-- Start Supplied information --

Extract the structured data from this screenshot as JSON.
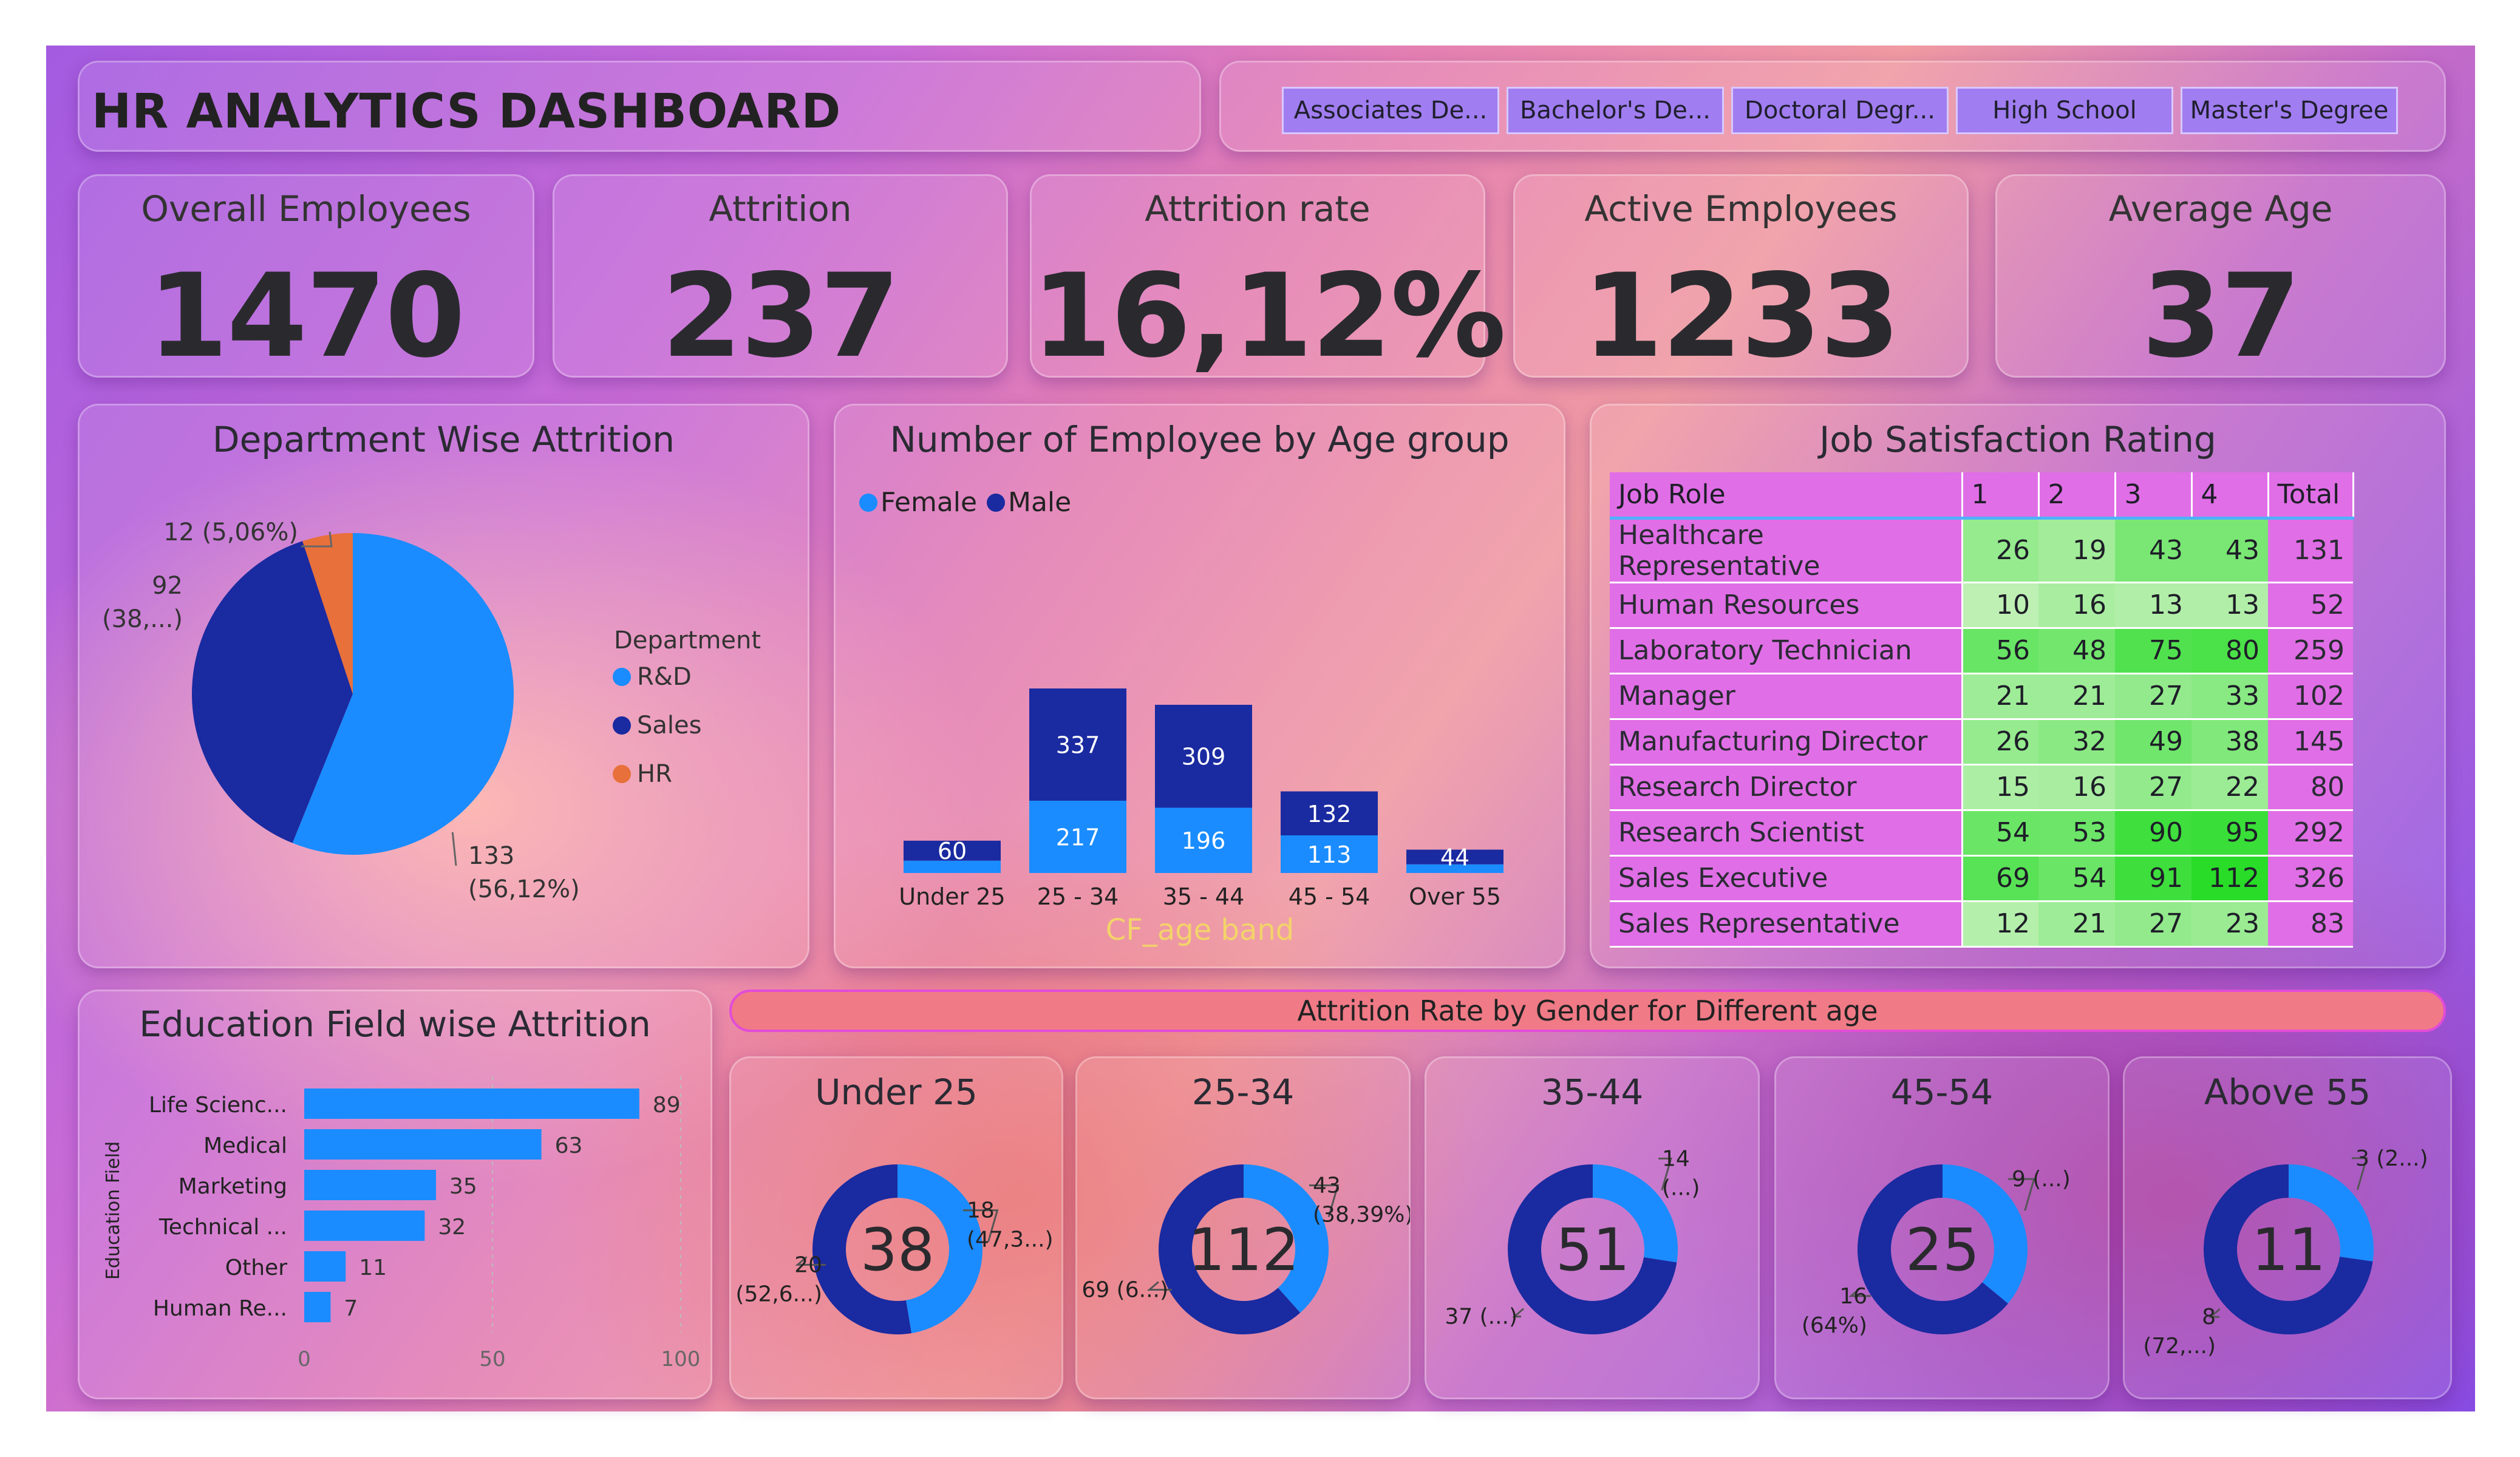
{
  "dashboard": {
    "title": "HR ANALYTICS DASHBOARD",
    "filters": [
      "Associates De...",
      "Bachelor's De...",
      "Doctoral Degr...",
      "High School",
      "Master's Degree"
    ]
  },
  "kpis": [
    {
      "label": "Overall Employees",
      "value": "1470"
    },
    {
      "label": "Attrition",
      "value": "237"
    },
    {
      "label": "Attrition rate",
      "value": "16,12%"
    },
    {
      "label": "Active Employees",
      "value": "1233"
    },
    {
      "label": "Average Age",
      "value": "37"
    }
  ],
  "colors": {
    "light_blue": "#1a8cff",
    "navy": "#1a2aa0",
    "orange": "#e8703a",
    "green_light": "#b8f0b0",
    "green_dark": "#3ce03c",
    "pink": "#e06ee6"
  },
  "chart_data": [
    {
      "id": "dept",
      "type": "pie",
      "title": "Department Wise Attrition",
      "legend_title": "Department",
      "legend_position": "right",
      "slices": [
        {
          "name": "R&D",
          "value": 133,
          "label_lines": [
            "133",
            "(56,12%)"
          ],
          "color": "#1a8cff"
        },
        {
          "name": "Sales",
          "value": 92,
          "label_lines": [
            "92",
            "(38,...)"
          ],
          "color": "#1a2aa0"
        },
        {
          "name": "HR",
          "value": 12,
          "label_lines": [
            "12 (5,06%)"
          ],
          "color": "#e8703a"
        }
      ]
    },
    {
      "id": "age",
      "type": "bar",
      "stacked": true,
      "title": "Number of Employee by Age group",
      "xlabel": "CF_age band",
      "legend_position": "top-left",
      "categories": [
        "Under 25",
        "25 - 34",
        "35 - 44",
        "45 - 54",
        "Over 55"
      ],
      "series": [
        {
          "name": "Female",
          "color": "#1a8cff",
          "values": [
            37,
            217,
            196,
            113,
            26
          ]
        },
        {
          "name": "Male",
          "color": "#1a2aa0",
          "values": [
            60,
            337,
            309,
            132,
            44
          ]
        }
      ],
      "data_labels": {
        "Female": [
          "",
          "217",
          "196",
          "113",
          ""
        ],
        "Male": [
          "60",
          "337",
          "309",
          "132",
          "44"
        ]
      }
    },
    {
      "id": "jobsat",
      "type": "table",
      "title": "Job Satisfaction Rating",
      "columns": [
        "Job Role",
        "1",
        "2",
        "3",
        "4",
        "Total"
      ],
      "rows": [
        [
          "Healthcare Representative",
          26,
          19,
          43,
          43,
          131
        ],
        [
          "Human Resources",
          10,
          16,
          13,
          13,
          52
        ],
        [
          "Laboratory Technician",
          56,
          48,
          75,
          80,
          259
        ],
        [
          "Manager",
          21,
          21,
          27,
          33,
          102
        ],
        [
          "Manufacturing Director",
          26,
          32,
          49,
          38,
          145
        ],
        [
          "Research Director",
          15,
          16,
          27,
          22,
          80
        ],
        [
          "Research Scientist",
          54,
          53,
          90,
          95,
          292
        ],
        [
          "Sales Executive",
          69,
          54,
          91,
          112,
          326
        ],
        [
          "Sales Representative",
          12,
          21,
          27,
          23,
          83
        ]
      ]
    },
    {
      "id": "edu",
      "type": "bar",
      "orientation": "horizontal",
      "title": "Education Field wise Attrition",
      "ylabel": "Education Field",
      "categories": [
        "Life Scienc...",
        "Medical",
        "Marketing",
        "Technical ...",
        "Other",
        "Human Re..."
      ],
      "values": [
        89,
        63,
        35,
        32,
        11,
        7
      ],
      "xlim": [
        0,
        100
      ],
      "xticks": [
        "0",
        "50",
        "100"
      ],
      "color": "#1a8cff"
    },
    {
      "id": "gender",
      "type": "pie",
      "title": "Attrition Rate by Gender for Different age",
      "donuts": [
        {
          "title": "Under 25",
          "center": "38",
          "male": 20,
          "female": 18,
          "male_label": [
            "20",
            "(52,6...)"
          ],
          "female_label": [
            "18",
            "(47,3...)"
          ]
        },
        {
          "title": "25-34",
          "center": "112",
          "male": 69,
          "female": 43,
          "male_label": [
            "69 (6...)"
          ],
          "female_label": [
            "43",
            "(38,39%)"
          ]
        },
        {
          "title": "35-44",
          "center": "51",
          "male": 37,
          "female": 14,
          "male_label": [
            "37 (...)"
          ],
          "female_label": [
            "14",
            "(...)"
          ]
        },
        {
          "title": "45-54",
          "center": "25",
          "male": 16,
          "female": 9,
          "male_label": [
            "16",
            "(64%)"
          ],
          "female_label": [
            "9 (...)"
          ]
        },
        {
          "title": "Above 55",
          "center": "11",
          "male": 8,
          "female": 3,
          "male_label": [
            "8",
            "(72,...)"
          ],
          "female_label": [
            "3 (2...)"
          ]
        }
      ]
    }
  ]
}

-- End Supplied information --

What you are asked to do: Reproduce the records verbatim, omitting all images they contain.

Answer for the task:
Extract the structured data from this screenshot as JSON.
{
  "dashboard": {
    "title": "HR ANALYTICS DASHBOARD",
    "filters": [
      "Associates De...",
      "Bachelor's De...",
      "Doctoral Degr...",
      "High School",
      "Master's Degree"
    ]
  },
  "kpis": [
    {
      "label": "Overall Employees",
      "value": "1470"
    },
    {
      "label": "Attrition",
      "value": "237"
    },
    {
      "label": "Attrition rate",
      "value": "16,12%"
    },
    {
      "label": "Active Employees",
      "value": "1233"
    },
    {
      "label": "Average Age",
      "value": "37"
    }
  ],
  "colors": {
    "light_blue": "#1a8cff",
    "navy": "#1a2aa0",
    "orange": "#e8703a",
    "green_light": "#b8f0b0",
    "green_dark": "#3ce03c",
    "pink": "#e06ee6"
  },
  "chart_data": [
    {
      "id": "dept",
      "type": "pie",
      "title": "Department Wise Attrition",
      "legend_title": "Department",
      "legend_position": "right",
      "slices": [
        {
          "name": "R&D",
          "value": 133,
          "label_lines": [
            "133",
            "(56,12%)"
          ],
          "color": "#1a8cff"
        },
        {
          "name": "Sales",
          "value": 92,
          "label_lines": [
            "92",
            "(38,...)"
          ],
          "color": "#1a2aa0"
        },
        {
          "name": "HR",
          "value": 12,
          "label_lines": [
            "12 (5,06%)"
          ],
          "color": "#e8703a"
        }
      ]
    },
    {
      "id": "age",
      "type": "bar",
      "stacked": true,
      "title": "Number of Employee by Age group",
      "xlabel": "CF_age band",
      "legend_position": "top-left",
      "categories": [
        "Under 25",
        "25 - 34",
        "35 - 44",
        "45 - 54",
        "Over 55"
      ],
      "series": [
        {
          "name": "Female",
          "color": "#1a8cff",
          "values": [
            37,
            217,
            196,
            113,
            26
          ]
        },
        {
          "name": "Male",
          "color": "#1a2aa0",
          "values": [
            60,
            337,
            309,
            132,
            44
          ]
        }
      ],
      "data_labels": {
        "Female": [
          "",
          "217",
          "196",
          "113",
          ""
        ],
        "Male": [
          "60",
          "337",
          "309",
          "132",
          "44"
        ]
      }
    },
    {
      "id": "jobsat",
      "type": "table",
      "title": "Job Satisfaction Rating",
      "columns": [
        "Job Role",
        "1",
        "2",
        "3",
        "4",
        "Total"
      ],
      "rows": [
        [
          "Healthcare Representative",
          26,
          19,
          43,
          43,
          131
        ],
        [
          "Human Resources",
          10,
          16,
          13,
          13,
          52
        ],
        [
          "Laboratory Technician",
          56,
          48,
          75,
          80,
          259
        ],
        [
          "Manager",
          21,
          21,
          27,
          33,
          102
        ],
        [
          "Manufacturing Director",
          26,
          32,
          49,
          38,
          145
        ],
        [
          "Research Director",
          15,
          16,
          27,
          22,
          80
        ],
        [
          "Research Scientist",
          54,
          53,
          90,
          95,
          292
        ],
        [
          "Sales Executive",
          69,
          54,
          91,
          112,
          326
        ],
        [
          "Sales Representative",
          12,
          21,
          27,
          23,
          83
        ]
      ]
    },
    {
      "id": "edu",
      "type": "bar",
      "orientation": "horizontal",
      "title": "Education Field wise Attrition",
      "ylabel": "Education Field",
      "categories": [
        "Life Scienc...",
        "Medical",
        "Marketing",
        "Technical ...",
        "Other",
        "Human Re..."
      ],
      "values": [
        89,
        63,
        35,
        32,
        11,
        7
      ],
      "xlim": [
        0,
        100
      ],
      "xticks": [
        "0",
        "50",
        "100"
      ],
      "color": "#1a8cff"
    },
    {
      "id": "gender",
      "type": "pie",
      "title": "Attrition Rate by Gender for Different age",
      "donuts": [
        {
          "title": "Under 25",
          "center": "38",
          "male": 20,
          "female": 18,
          "male_label": [
            "20",
            "(52,6...)"
          ],
          "female_label": [
            "18",
            "(47,3...)"
          ]
        },
        {
          "title": "25-34",
          "center": "112",
          "male": 69,
          "female": 43,
          "male_label": [
            "69 (6...)"
          ],
          "female_label": [
            "43",
            "(38,39%)"
          ]
        },
        {
          "title": "35-44",
          "center": "51",
          "male": 37,
          "female": 14,
          "male_label": [
            "37 (...)"
          ],
          "female_label": [
            "14",
            "(...)"
          ]
        },
        {
          "title": "45-54",
          "center": "25",
          "male": 16,
          "female": 9,
          "male_label": [
            "16",
            "(64%)"
          ],
          "female_label": [
            "9 (...)"
          ]
        },
        {
          "title": "Above 55",
          "center": "11",
          "male": 8,
          "female": 3,
          "male_label": [
            "8",
            "(72,...)"
          ],
          "female_label": [
            "3 (2...)"
          ]
        }
      ]
    }
  ]
}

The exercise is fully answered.